• **BRIEF**:
Reproduce the records below exactly as they appear, omitting any pictures they contain.

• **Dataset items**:
------------------------------------------------

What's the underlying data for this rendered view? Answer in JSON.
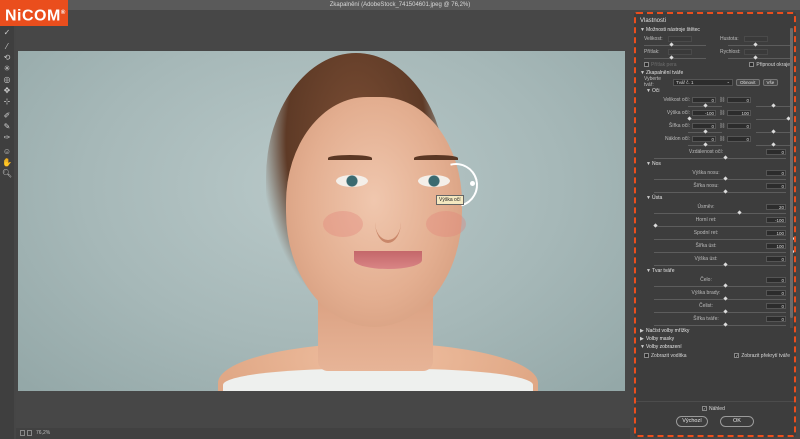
{
  "window": {
    "title": "Zkapalnění (AdobeStock_741504601.jpeg @ 76,2%)"
  },
  "logo": {
    "text": "NiCOM",
    "reg": "®"
  },
  "tools": [
    "check",
    "brush",
    "refresh",
    "warp",
    "pucker",
    "bloat",
    "mirror",
    "freeze",
    "thaw",
    "mask",
    "face",
    "hand",
    "zoom"
  ],
  "canvas": {
    "tooltip": "Výška očí"
  },
  "status": {
    "zoom": "76,2%"
  },
  "panel": {
    "title": "Vlastnosti",
    "brush_options": {
      "header": "Možnosti nástroje štětec",
      "left_labels": [
        "Velikost:",
        "Přítlak:"
      ],
      "right_labels": [
        "Hustota:",
        "Rychlost:"
      ],
      "stylus": "Přítlak pera",
      "pin": "Připnout okraje"
    },
    "face_aware": {
      "header": "Zkapalnění tváře",
      "select_label": "Vyberte tvář:",
      "select_value": "Tvář č. 1",
      "reset_btn": "Obnovit",
      "all_btn": "Vše",
      "eyes": {
        "header": "Oči",
        "rows": [
          {
            "label": "Velikost očí:",
            "left": "0",
            "right": "0"
          },
          {
            "label": "Výška očí:",
            "left": "-100",
            "right": "100"
          },
          {
            "label": "Šířka očí:",
            "left": "0",
            "right": "0"
          },
          {
            "label": "Náklon očí:",
            "left": "0",
            "right": "0"
          }
        ],
        "distance": {
          "label": "Vzdálenost očí:",
          "value": "0"
        }
      },
      "nose": {
        "header": "Nos",
        "rows": [
          {
            "label": "Výška nosu:",
            "value": "0"
          },
          {
            "label": "Šířka nosu:",
            "value": "0"
          }
        ]
      },
      "mouth": {
        "header": "Ústa",
        "rows": [
          {
            "label": "Úsměv:",
            "value": "20"
          },
          {
            "label": "Horní ret:",
            "value": "-100"
          },
          {
            "label": "Spodní ret:",
            "value": "100"
          },
          {
            "label": "Šířka úst:",
            "value": "100"
          },
          {
            "label": "Výška úst:",
            "value": "0"
          }
        ]
      },
      "face_shape": {
        "header": "Tvar tváře",
        "rows": [
          {
            "label": "Čelo:",
            "value": "0"
          },
          {
            "label": "Výška brady:",
            "value": "0"
          },
          {
            "label": "Čelist:",
            "value": "0"
          },
          {
            "label": "Šířka tváře:",
            "value": "0"
          }
        ]
      }
    },
    "collapsed": [
      "Načíst volby mřížky",
      "Volby masky",
      "Volby zobrazení"
    ],
    "view": {
      "show_guides": "Zobrazit vodítka",
      "show_face": "Zobrazit překrytí tváře"
    },
    "preview": "Náhled",
    "reset_button": "Výchozí",
    "ok_button": "OK"
  }
}
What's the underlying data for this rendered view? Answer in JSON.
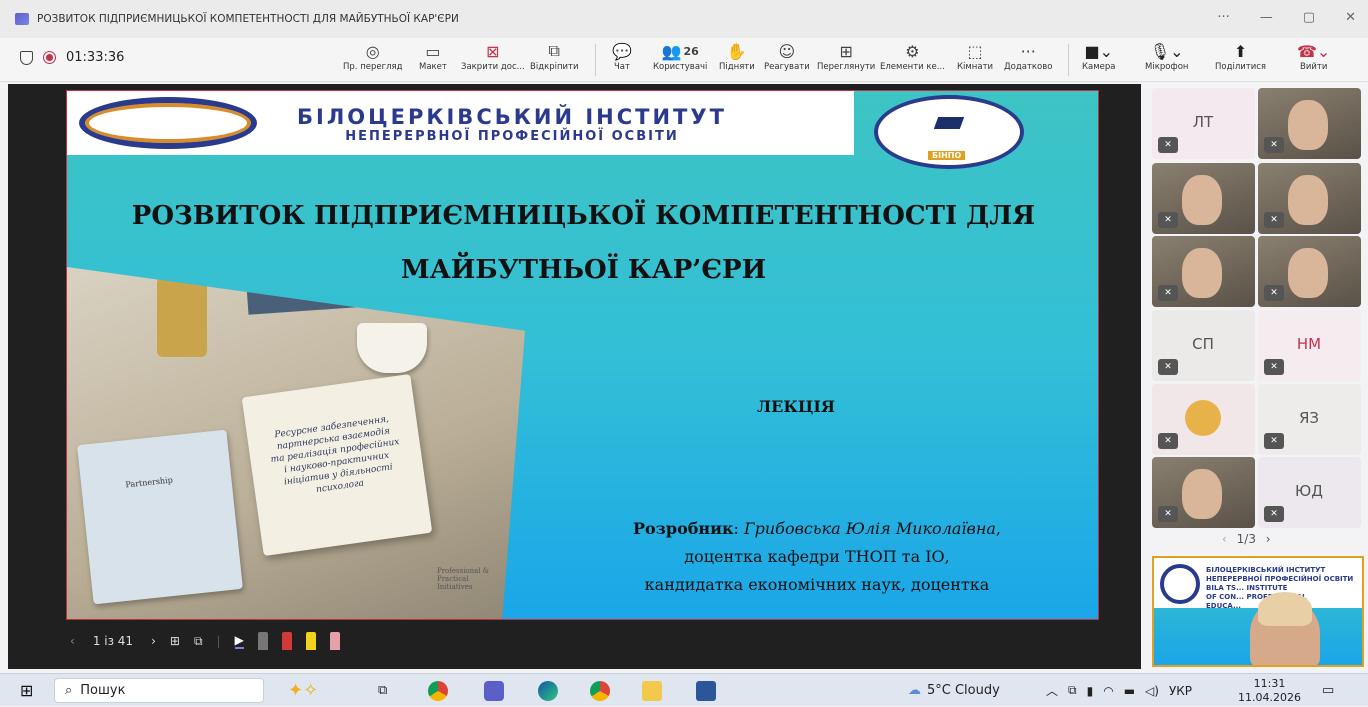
{
  "window": {
    "title": "РОЗВИТОК ПІДПРИЄМНИЦЬКОЇ КОМПЕТЕНТНОСТІ ДЛЯ МАЙБУТНЬОЇ КАР'ЄРИ",
    "controls": [
      "···",
      "—",
      "▢",
      "✕"
    ]
  },
  "meeting": {
    "recording_time": "01:33:36",
    "toolbar": [
      {
        "label": "Пр. перегляд",
        "icon": "eye-icon"
      },
      {
        "label": "Макет",
        "icon": "layout-icon"
      },
      {
        "label": "Закрити дос...",
        "icon": "close-share-icon"
      },
      {
        "label": "Відкріпити",
        "icon": "unpin-icon"
      },
      {
        "label": "Чат",
        "icon": "chat-icon"
      },
      {
        "label": "Користувачі",
        "icon": "people-icon",
        "count": "26"
      },
      {
        "label": "Підняти",
        "icon": "raise-hand-icon"
      },
      {
        "label": "Реагувати",
        "icon": "react-icon"
      },
      {
        "label": "Переглянути",
        "icon": "view-icon"
      },
      {
        "label": "Елементи ке...",
        "icon": "apps-icon"
      },
      {
        "label": "Кімнати",
        "icon": "rooms-icon"
      },
      {
        "label": "Додатково",
        "icon": "more-icon"
      },
      {
        "label": "Камера",
        "icon": "camera-icon"
      },
      {
        "label": "Мікрофон",
        "icon": "mic-icon"
      },
      {
        "label": "Поділитися",
        "icon": "share-icon"
      },
      {
        "label": "Вийти",
        "icon": "leave-icon"
      }
    ]
  },
  "slide": {
    "institute_line1": "БІЛОЦЕРКІВСЬКИЙ ІНСТИТУТ",
    "institute_line2": "НЕПЕРЕРВНОЇ ПРОФЕСІЙНОЇ ОСВІТИ",
    "badge": "БІНПО",
    "title_line1": "РОЗВИТОК ПІДПРИЄМНИЦЬКОЇ КОМПЕТЕНТНОСТІ ДЛЯ",
    "title_line2": "МАЙБУТНЬОЇ КАР’ЄРИ",
    "lecture": "ЛЕКЦІЯ",
    "author_label": "Розробник",
    "author_name": "Грибовська Юлія Миколаївна",
    "author_line2": "доцентка кафедри ТНОП та ІО,",
    "author_line3": "кандидатка економічних наук, доцентка",
    "notebook_text": "Ресурсне забезпечення, партнерська взаємодія та реалізація професійних і науково-практичних ініціатив у діяльності психолога",
    "clipboard_text": "Partnership",
    "professional_note": "Professional & Practical Initiatives"
  },
  "slide_nav": {
    "counter": "1 із 41"
  },
  "participants": [
    {
      "initials": "ЛТ",
      "video": false,
      "color": "#f4e9ee"
    },
    {
      "initials": "",
      "video": true
    },
    {
      "initials": "",
      "video": true
    },
    {
      "initials": "",
      "video": true
    },
    {
      "initials": "",
      "video": true
    },
    {
      "initials": "",
      "video": true
    },
    {
      "initials": "СП",
      "video": false,
      "color": "#ece9e9"
    },
    {
      "initials": "НМ",
      "video": false,
      "color": "#f5ecef",
      "fg": "#c4314b"
    },
    {
      "initials": "",
      "video": false,
      "avatar": true,
      "color": "#f1e6e8"
    },
    {
      "initials": "ЯЗ",
      "video": false,
      "color": "#eeecea"
    },
    {
      "initials": "",
      "video": true
    },
    {
      "initials": "ЮД",
      "video": false,
      "color": "#ece8ee"
    }
  ],
  "pager": "1/3",
  "mini_slide": {
    "line1": "БІЛОЦЕРКІВСЬКИЙ ІНСТИТУТ",
    "line2": "НЕПЕРЕРВНОЇ ПРОФЕСІЙНОЇ ОСВІТИ",
    "line3": "BILA TS... INSTITUTE",
    "line4": "OF CON... PROFESSIONAL",
    "line5": "EDUCA..."
  },
  "taskbar": {
    "search_placeholder": "Пошук",
    "weather": "5°C Cloudy",
    "language": "УКР",
    "time": "11:31",
    "date": "11.04.2026"
  }
}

------------------------------------------------

• **REPLY**:
What's the underlying data for this rendered view? Answer in JSON.
{
  "window": {
    "title": "Zkapalnění (AdobeStock_741504601.jpeg @ 76,2%)"
  },
  "logo": {
    "text": "NiCOM",
    "reg": "®"
  },
  "tools": [
    "check",
    "brush",
    "refresh",
    "warp",
    "pucker",
    "bloat",
    "mirror",
    "freeze",
    "thaw",
    "mask",
    "face",
    "hand",
    "zoom"
  ],
  "canvas": {
    "tooltip": "Výška očí"
  },
  "status": {
    "zoom": "76,2%"
  },
  "panel": {
    "title": "Vlastnosti",
    "brush_options": {
      "header": "Možnosti nástroje štětec",
      "left_labels": [
        "Velikost:",
        "Přítlak:"
      ],
      "right_labels": [
        "Hustota:",
        "Rychlost:"
      ],
      "stylus": "Přítlak pera",
      "pin": "Připnout okraje"
    },
    "face_aware": {
      "header": "Zkapalnění tváře",
      "select_label": "Vyberte tvář:",
      "select_value": "Tvář č. 1",
      "reset_btn": "Obnovit",
      "all_btn": "Vše",
      "eyes": {
        "header": "Oči",
        "rows": [
          {
            "label": "Velikost očí:",
            "left": "0",
            "right": "0"
          },
          {
            "label": "Výška očí:",
            "left": "-100",
            "right": "100"
          },
          {
            "label": "Šířka očí:",
            "left": "0",
            "right": "0"
          },
          {
            "label": "Náklon očí:",
            "left": "0",
            "right": "0"
          }
        ],
        "distance": {
          "label": "Vzdálenost očí:",
          "value": "0"
        }
      },
      "nose": {
        "header": "Nos",
        "rows": [
          {
            "label": "Výška nosu:",
            "value": "0"
          },
          {
            "label": "Šířka nosu:",
            "value": "0"
          }
        ]
      },
      "mouth": {
        "header": "Ústa",
        "rows": [
          {
            "label": "Úsměv:",
            "value": "20"
          },
          {
            "label": "Horní ret:",
            "value": "-100"
          },
          {
            "label": "Spodní ret:",
            "value": "100"
          },
          {
            "label": "Šířka úst:",
            "value": "100"
          },
          {
            "label": "Výška úst:",
            "value": "0"
          }
        ]
      },
      "face_shape": {
        "header": "Tvar tváře",
        "rows": [
          {
            "label": "Čelo:",
            "value": "0"
          },
          {
            "label": "Výška brady:",
            "value": "0"
          },
          {
            "label": "Čelist:",
            "value": "0"
          },
          {
            "label": "Šířka tváře:",
            "value": "0"
          }
        ]
      }
    },
    "collapsed": [
      "Načíst volby mřížky",
      "Volby masky",
      "Volby zobrazení"
    ],
    "view": {
      "show_guides": "Zobrazit vodítka",
      "show_face": "Zobrazit překrytí tváře"
    },
    "preview": "Náhled",
    "reset_button": "Výchozí",
    "ok_button": "OK"
  }
}
What's the underlying data for this rendered view? Answer in JSON.
{
  "window": {
    "title": "РОЗВИТОК ПІДПРИЄМНИЦЬКОЇ КОМПЕТЕНТНОСТІ ДЛЯ МАЙБУТНЬОЇ КАР'ЄРИ",
    "controls": [
      "···",
      "—",
      "▢",
      "✕"
    ]
  },
  "meeting": {
    "recording_time": "01:33:36",
    "toolbar": [
      {
        "label": "Пр. перегляд",
        "icon": "eye-icon"
      },
      {
        "label": "Макет",
        "icon": "layout-icon"
      },
      {
        "label": "Закрити дос...",
        "icon": "close-share-icon"
      },
      {
        "label": "Відкріпити",
        "icon": "unpin-icon"
      },
      {
        "label": "Чат",
        "icon": "chat-icon"
      },
      {
        "label": "Користувачі",
        "icon": "people-icon",
        "count": "26"
      },
      {
        "label": "Підняти",
        "icon": "raise-hand-icon"
      },
      {
        "label": "Реагувати",
        "icon": "react-icon"
      },
      {
        "label": "Переглянути",
        "icon": "view-icon"
      },
      {
        "label": "Елементи ке...",
        "icon": "apps-icon"
      },
      {
        "label": "Кімнати",
        "icon": "rooms-icon"
      },
      {
        "label": "Додатково",
        "icon": "more-icon"
      },
      {
        "label": "Камера",
        "icon": "camera-icon"
      },
      {
        "label": "Мікрофон",
        "icon": "mic-icon"
      },
      {
        "label": "Поділитися",
        "icon": "share-icon"
      },
      {
        "label": "Вийти",
        "icon": "leave-icon"
      }
    ]
  },
  "slide": {
    "institute_line1": "БІЛОЦЕРКІВСЬКИЙ ІНСТИТУТ",
    "institute_line2": "НЕПЕРЕРВНОЇ ПРОФЕСІЙНОЇ ОСВІТИ",
    "badge": "БІНПО",
    "title_line1": "РОЗВИТОК ПІДПРИЄМНИЦЬКОЇ КОМПЕТЕНТНОСТІ ДЛЯ",
    "title_line2": "МАЙБУТНЬОЇ КАР’ЄРИ",
    "lecture": "ЛЕКЦІЯ",
    "author_label": "Розробник",
    "author_name": "Грибовська Юлія Миколаївна",
    "author_line2": "доцентка кафедри ТНОП та ІО,",
    "author_line3": "кандидатка економічних наук, доцентка",
    "notebook_text": "Ресурсне забезпечення, партнерська взаємодія та реалізація професійних і науково-практичних ініціатив у діяльності психолога",
    "clipboard_text": "Partnership",
    "professional_note": "Professional & Practical Initiatives"
  },
  "slide_nav": {
    "counter": "1 із 41"
  },
  "participants": [
    {
      "initials": "ЛТ",
      "video": false,
      "color": "#f4e9ee"
    },
    {
      "initials": "",
      "video": true
    },
    {
      "initials": "",
      "video": true
    },
    {
      "initials": "",
      "video": true
    },
    {
      "initials": "",
      "video": true
    },
    {
      "initials": "",
      "video": true
    },
    {
      "initials": "СП",
      "video": false,
      "color": "#ece9e9"
    },
    {
      "initials": "НМ",
      "video": false,
      "color": "#f5ecef",
      "fg": "#c4314b"
    },
    {
      "initials": "",
      "video": false,
      "avatar": true,
      "color": "#f1e6e8"
    },
    {
      "initials": "ЯЗ",
      "video": false,
      "color": "#eeecea"
    },
    {
      "initials": "",
      "video": true
    },
    {
      "initials": "ЮД",
      "video": false,
      "color": "#ece8ee"
    }
  ],
  "pager": "1/3",
  "mini_slide": {
    "line1": "БІЛОЦЕРКІВСЬКИЙ ІНСТИТУТ",
    "line2": "НЕПЕРЕРВНОЇ ПРОФЕСІЙНОЇ ОСВІТИ",
    "line3": "BILA TS... INSTITUTE",
    "line4": "OF CON... PROFESSIONAL",
    "line5": "EDUCA..."
  },
  "taskbar": {
    "search_placeholder": "Пошук",
    "weather": "5°C Cloudy",
    "language": "УКР",
    "time": "11:31",
    "date": "11.04.2026"
  }
}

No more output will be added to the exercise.